_Required work_: Give only the number of lines that contain the word "Menüs".

* start Data shown *

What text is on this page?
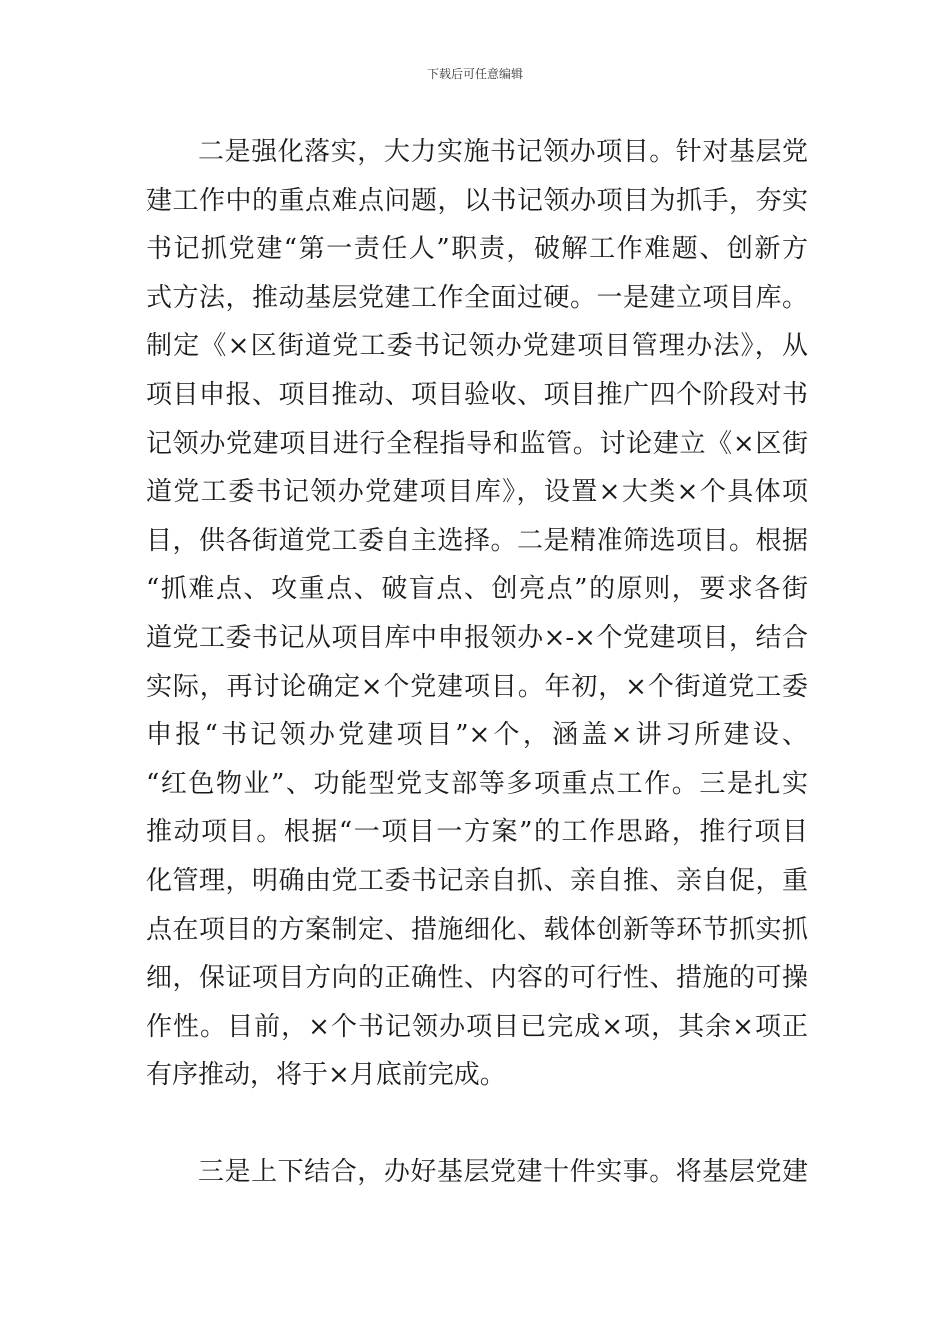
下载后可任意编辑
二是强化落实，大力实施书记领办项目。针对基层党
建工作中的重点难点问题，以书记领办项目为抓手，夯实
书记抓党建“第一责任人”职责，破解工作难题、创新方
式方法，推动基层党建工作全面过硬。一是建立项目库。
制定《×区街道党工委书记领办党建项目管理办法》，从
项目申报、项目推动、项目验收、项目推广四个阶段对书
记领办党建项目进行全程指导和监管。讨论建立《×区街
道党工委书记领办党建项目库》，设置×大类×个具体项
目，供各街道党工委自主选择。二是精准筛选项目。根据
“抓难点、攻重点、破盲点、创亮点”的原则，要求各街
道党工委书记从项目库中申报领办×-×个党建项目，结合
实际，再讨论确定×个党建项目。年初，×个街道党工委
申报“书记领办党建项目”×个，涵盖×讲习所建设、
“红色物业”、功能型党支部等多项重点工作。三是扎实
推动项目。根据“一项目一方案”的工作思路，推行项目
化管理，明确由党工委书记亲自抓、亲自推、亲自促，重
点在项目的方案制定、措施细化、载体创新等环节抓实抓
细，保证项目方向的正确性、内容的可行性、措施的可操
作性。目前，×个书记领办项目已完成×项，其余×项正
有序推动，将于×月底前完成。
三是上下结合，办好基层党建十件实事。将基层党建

* end Data shown *
* start Data shown *

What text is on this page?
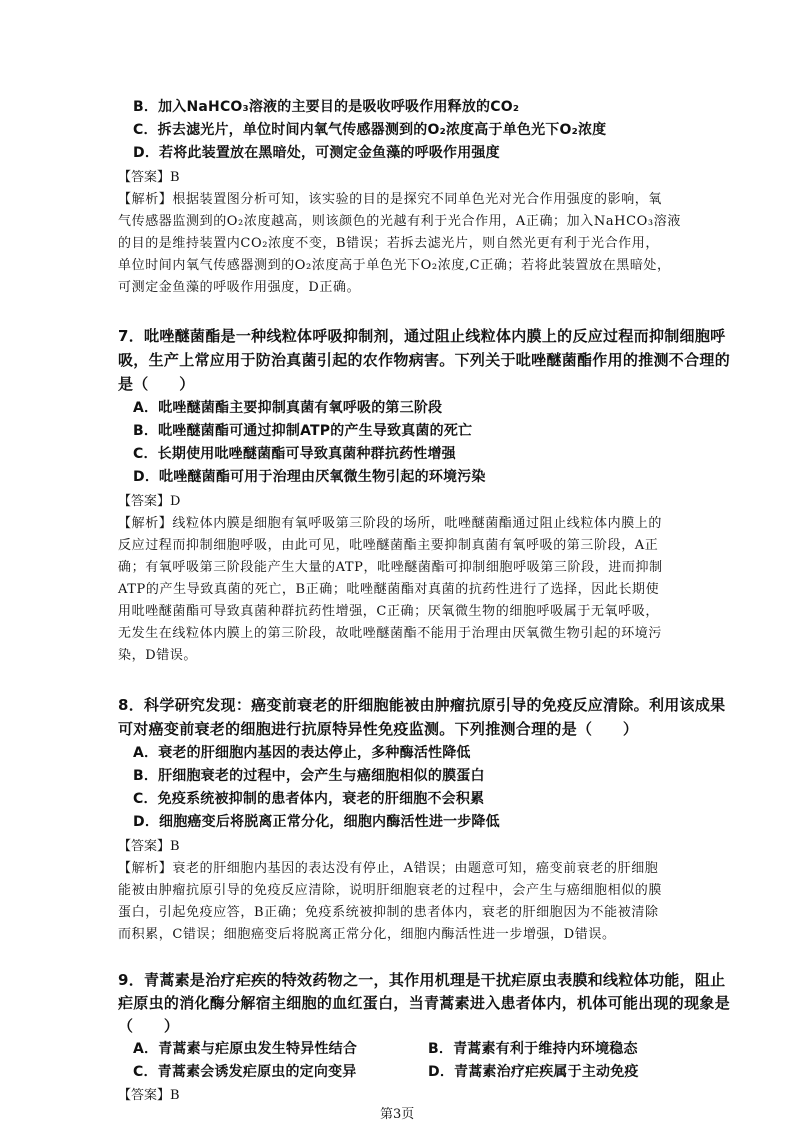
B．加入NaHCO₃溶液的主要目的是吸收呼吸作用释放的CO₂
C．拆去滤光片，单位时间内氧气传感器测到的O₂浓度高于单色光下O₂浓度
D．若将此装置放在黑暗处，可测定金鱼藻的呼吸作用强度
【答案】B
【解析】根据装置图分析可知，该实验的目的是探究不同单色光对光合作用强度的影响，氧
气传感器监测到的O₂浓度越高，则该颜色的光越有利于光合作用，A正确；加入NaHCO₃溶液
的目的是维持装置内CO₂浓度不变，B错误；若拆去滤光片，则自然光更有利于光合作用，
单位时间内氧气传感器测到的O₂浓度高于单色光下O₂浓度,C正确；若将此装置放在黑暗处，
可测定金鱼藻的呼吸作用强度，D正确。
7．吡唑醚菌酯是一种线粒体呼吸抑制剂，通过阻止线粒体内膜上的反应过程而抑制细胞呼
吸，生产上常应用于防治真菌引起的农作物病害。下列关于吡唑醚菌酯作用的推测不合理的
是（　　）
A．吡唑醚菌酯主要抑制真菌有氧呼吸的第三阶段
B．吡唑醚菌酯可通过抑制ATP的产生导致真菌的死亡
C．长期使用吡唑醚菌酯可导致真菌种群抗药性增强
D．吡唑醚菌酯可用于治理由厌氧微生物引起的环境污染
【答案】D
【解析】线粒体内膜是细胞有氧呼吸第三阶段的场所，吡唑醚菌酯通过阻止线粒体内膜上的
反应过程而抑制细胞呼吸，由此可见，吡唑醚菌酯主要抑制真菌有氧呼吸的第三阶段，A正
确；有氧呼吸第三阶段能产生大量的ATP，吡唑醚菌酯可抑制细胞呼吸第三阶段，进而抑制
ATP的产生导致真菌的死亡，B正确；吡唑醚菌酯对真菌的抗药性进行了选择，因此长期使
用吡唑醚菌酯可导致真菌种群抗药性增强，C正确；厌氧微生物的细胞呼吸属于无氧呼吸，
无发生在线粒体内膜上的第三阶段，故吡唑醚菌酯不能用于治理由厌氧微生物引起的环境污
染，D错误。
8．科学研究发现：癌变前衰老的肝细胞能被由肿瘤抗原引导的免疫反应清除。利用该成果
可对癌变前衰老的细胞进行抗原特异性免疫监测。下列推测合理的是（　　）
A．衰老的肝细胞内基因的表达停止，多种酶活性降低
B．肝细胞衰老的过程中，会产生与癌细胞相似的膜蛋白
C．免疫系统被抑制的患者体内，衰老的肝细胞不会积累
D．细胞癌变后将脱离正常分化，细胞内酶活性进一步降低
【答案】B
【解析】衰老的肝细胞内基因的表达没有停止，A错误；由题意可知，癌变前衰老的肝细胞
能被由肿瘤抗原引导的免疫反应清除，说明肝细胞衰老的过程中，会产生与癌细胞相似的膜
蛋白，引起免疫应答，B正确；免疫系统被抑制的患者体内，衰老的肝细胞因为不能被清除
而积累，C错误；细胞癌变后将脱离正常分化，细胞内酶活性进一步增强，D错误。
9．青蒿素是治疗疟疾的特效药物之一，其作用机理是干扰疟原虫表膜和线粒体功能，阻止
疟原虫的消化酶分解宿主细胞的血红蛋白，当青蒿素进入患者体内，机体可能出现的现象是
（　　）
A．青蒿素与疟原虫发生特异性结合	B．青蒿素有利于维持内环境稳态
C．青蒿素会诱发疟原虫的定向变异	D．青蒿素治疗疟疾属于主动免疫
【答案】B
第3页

* end Data shown *
* start Data shown *

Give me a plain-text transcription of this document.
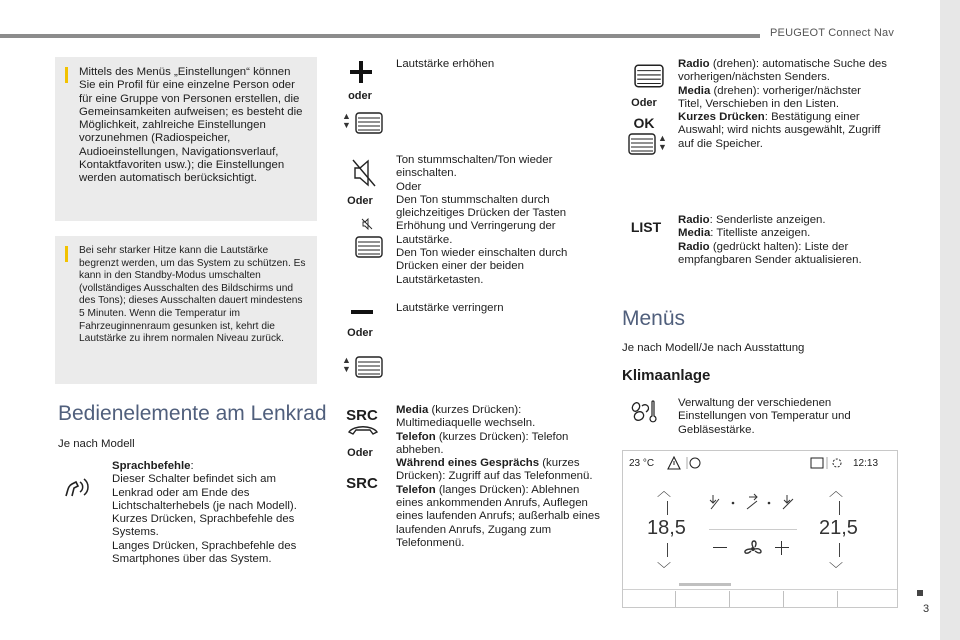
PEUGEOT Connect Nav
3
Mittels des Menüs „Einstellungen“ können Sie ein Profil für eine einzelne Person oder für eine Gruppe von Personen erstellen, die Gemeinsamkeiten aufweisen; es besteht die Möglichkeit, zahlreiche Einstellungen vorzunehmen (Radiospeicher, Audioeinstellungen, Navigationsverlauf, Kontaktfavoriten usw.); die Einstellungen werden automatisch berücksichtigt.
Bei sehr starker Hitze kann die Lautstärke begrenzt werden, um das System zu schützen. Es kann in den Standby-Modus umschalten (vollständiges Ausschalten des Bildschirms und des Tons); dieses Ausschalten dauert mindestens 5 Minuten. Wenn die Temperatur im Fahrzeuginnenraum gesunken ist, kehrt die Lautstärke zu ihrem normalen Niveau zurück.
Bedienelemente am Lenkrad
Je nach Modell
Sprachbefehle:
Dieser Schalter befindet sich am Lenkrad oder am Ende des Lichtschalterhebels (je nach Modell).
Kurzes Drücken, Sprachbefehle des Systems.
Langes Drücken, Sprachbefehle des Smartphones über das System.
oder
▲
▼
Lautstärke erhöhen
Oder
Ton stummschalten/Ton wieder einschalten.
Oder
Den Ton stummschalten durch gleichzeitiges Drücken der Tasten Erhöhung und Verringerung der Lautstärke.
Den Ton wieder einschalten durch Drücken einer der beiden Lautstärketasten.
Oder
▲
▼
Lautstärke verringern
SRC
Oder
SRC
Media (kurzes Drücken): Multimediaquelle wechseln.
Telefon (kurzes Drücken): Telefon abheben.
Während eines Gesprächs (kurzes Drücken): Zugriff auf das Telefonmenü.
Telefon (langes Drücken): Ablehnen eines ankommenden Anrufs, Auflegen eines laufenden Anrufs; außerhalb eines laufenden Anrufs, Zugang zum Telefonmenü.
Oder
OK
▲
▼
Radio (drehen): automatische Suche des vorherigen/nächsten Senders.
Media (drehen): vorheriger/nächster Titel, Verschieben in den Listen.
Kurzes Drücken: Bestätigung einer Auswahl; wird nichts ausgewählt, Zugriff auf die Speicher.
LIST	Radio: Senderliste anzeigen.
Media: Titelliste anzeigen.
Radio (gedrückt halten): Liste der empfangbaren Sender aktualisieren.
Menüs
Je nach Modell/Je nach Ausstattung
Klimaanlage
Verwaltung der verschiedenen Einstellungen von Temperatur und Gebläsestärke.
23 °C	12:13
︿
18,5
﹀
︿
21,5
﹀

* end Data shown *

_Solution_: 2